DATASET EXCERPTS:
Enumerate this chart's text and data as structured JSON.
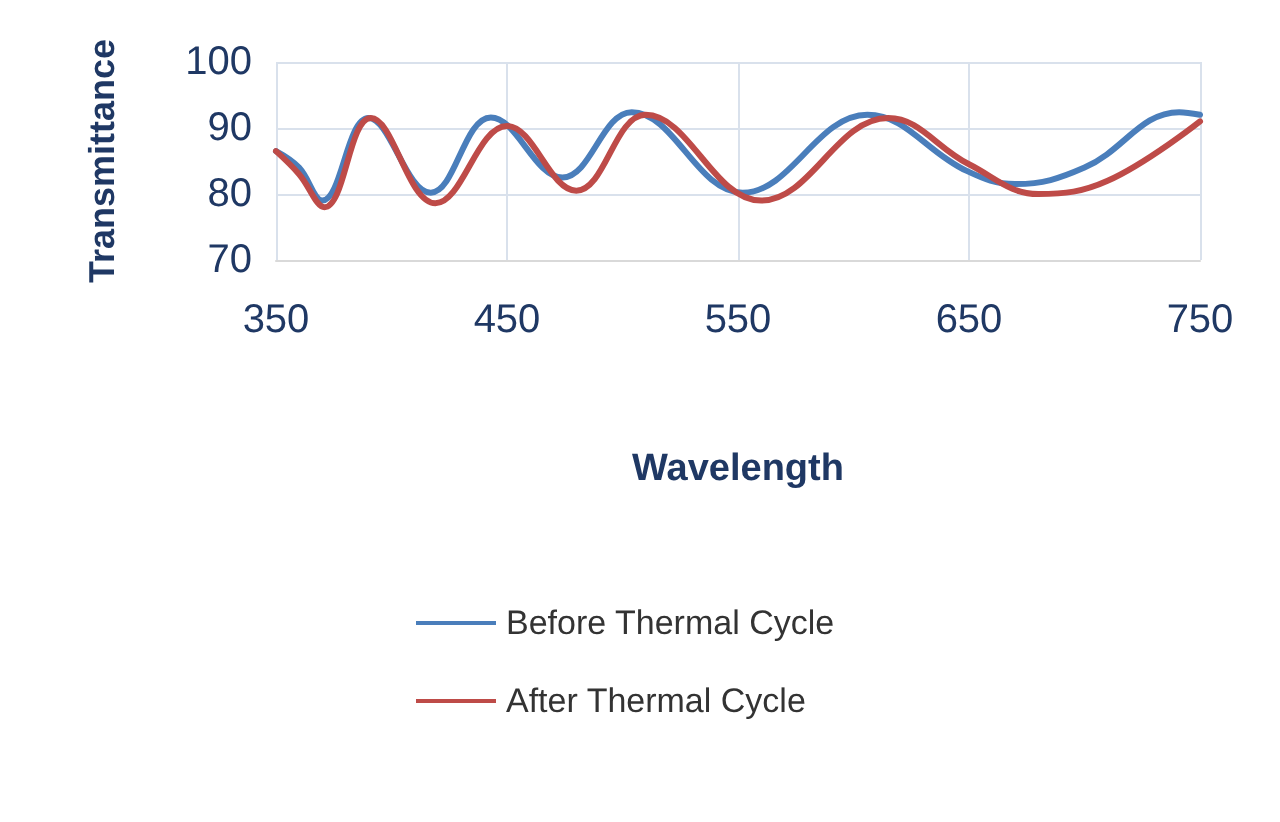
{
  "chart_data": {
    "type": "line",
    "xlabel": "Wavelength",
    "ylabel": "Transmittance",
    "xlim": [
      350,
      750
    ],
    "xticks": [
      350,
      450,
      550,
      650,
      750
    ],
    "ylim": [
      70,
      100
    ],
    "yticks": [
      70,
      80,
      90,
      100
    ],
    "grid": true,
    "legend": "bottom",
    "marker": "none",
    "line_style": "solid",
    "series": [
      {
        "name": "Before Thermal Cycle",
        "color": "#4a7ebb",
        "x": [
          350,
          360,
          370,
          390,
          417,
          443,
          474,
          504,
          552,
          606,
          649,
          670,
          700,
          741,
          750
        ],
        "values": [
          86.5,
          84,
          79,
          91.5,
          80.2,
          91.6,
          82.5,
          92.4,
          80.2,
          92,
          83.5,
          81.5,
          84,
          92.4,
          92
        ]
      },
      {
        "name": "After Thermal Cycle",
        "color": "#be4b48",
        "x": [
          350,
          360,
          371,
          391,
          419,
          450,
          480,
          510,
          560,
          615,
          650,
          680,
          710,
          750
        ],
        "values": [
          86.5,
          83,
          78,
          91.5,
          78.6,
          90.3,
          80.5,
          92,
          79,
          91.5,
          84.5,
          80,
          82,
          91
        ]
      }
    ]
  }
}
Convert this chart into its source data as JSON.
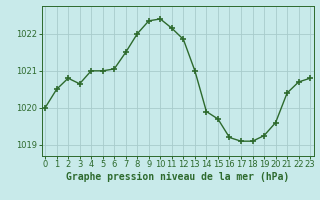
{
  "x": [
    0,
    1,
    2,
    3,
    4,
    5,
    6,
    7,
    8,
    9,
    10,
    11,
    12,
    13,
    14,
    15,
    16,
    17,
    18,
    19,
    20,
    21,
    22,
    23
  ],
  "y": [
    1020.0,
    1020.5,
    1020.8,
    1020.65,
    1021.0,
    1021.0,
    1021.05,
    1021.5,
    1022.0,
    1022.35,
    1022.4,
    1022.15,
    1021.85,
    1021.0,
    1019.9,
    1019.7,
    1019.2,
    1019.1,
    1019.1,
    1019.25,
    1019.6,
    1020.4,
    1020.7,
    1020.8
  ],
  "line_color": "#2d6a2d",
  "marker": "+",
  "marker_size": 4,
  "marker_lw": 1.2,
  "bg_color": "#c8eaea",
  "grid_color": "#a8cccc",
  "xlabel": "Graphe pression niveau de la mer (hPa)",
  "xlabel_fontsize": 7,
  "tick_color": "#2d6a2d",
  "tick_fontsize": 6,
  "ylim": [
    1018.7,
    1022.75
  ],
  "yticks": [
    1019,
    1020,
    1021,
    1022
  ],
  "xticks": [
    0,
    1,
    2,
    3,
    4,
    5,
    6,
    7,
    8,
    9,
    10,
    11,
    12,
    13,
    14,
    15,
    16,
    17,
    18,
    19,
    20,
    21,
    22,
    23
  ],
  "spine_color": "#2d6a2d",
  "line_width": 1.0
}
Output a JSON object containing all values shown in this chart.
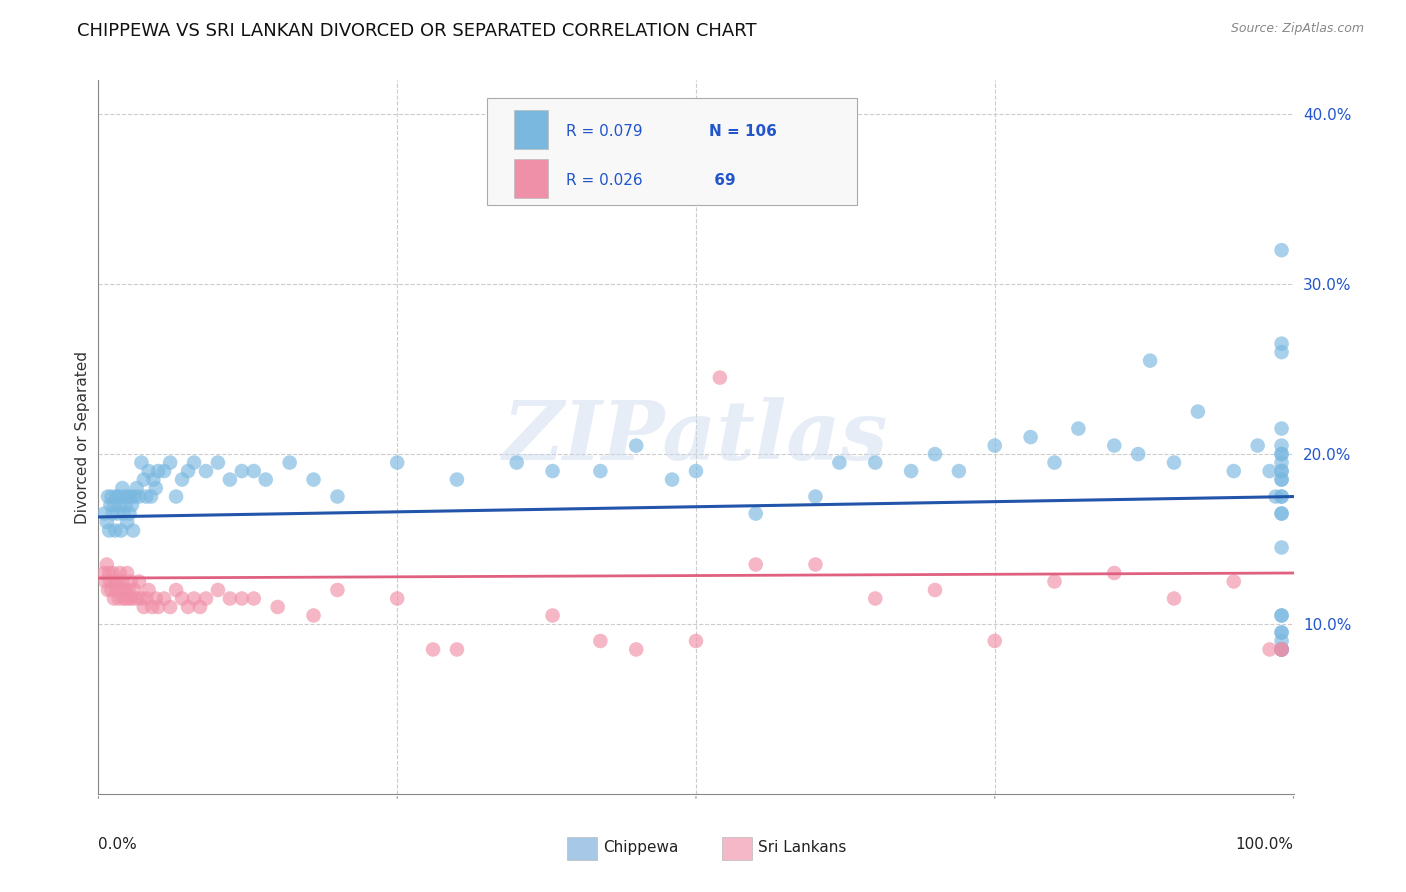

AIM OF THE TASK:
Check each line of the records above for "this", and copy those that have it.

PROBLEM SOLUTION:
Enumerate this chart's text and data as structured JSON.
Convert this chart into its source data as JSON.
Output a JSON object containing all values shown in this chart.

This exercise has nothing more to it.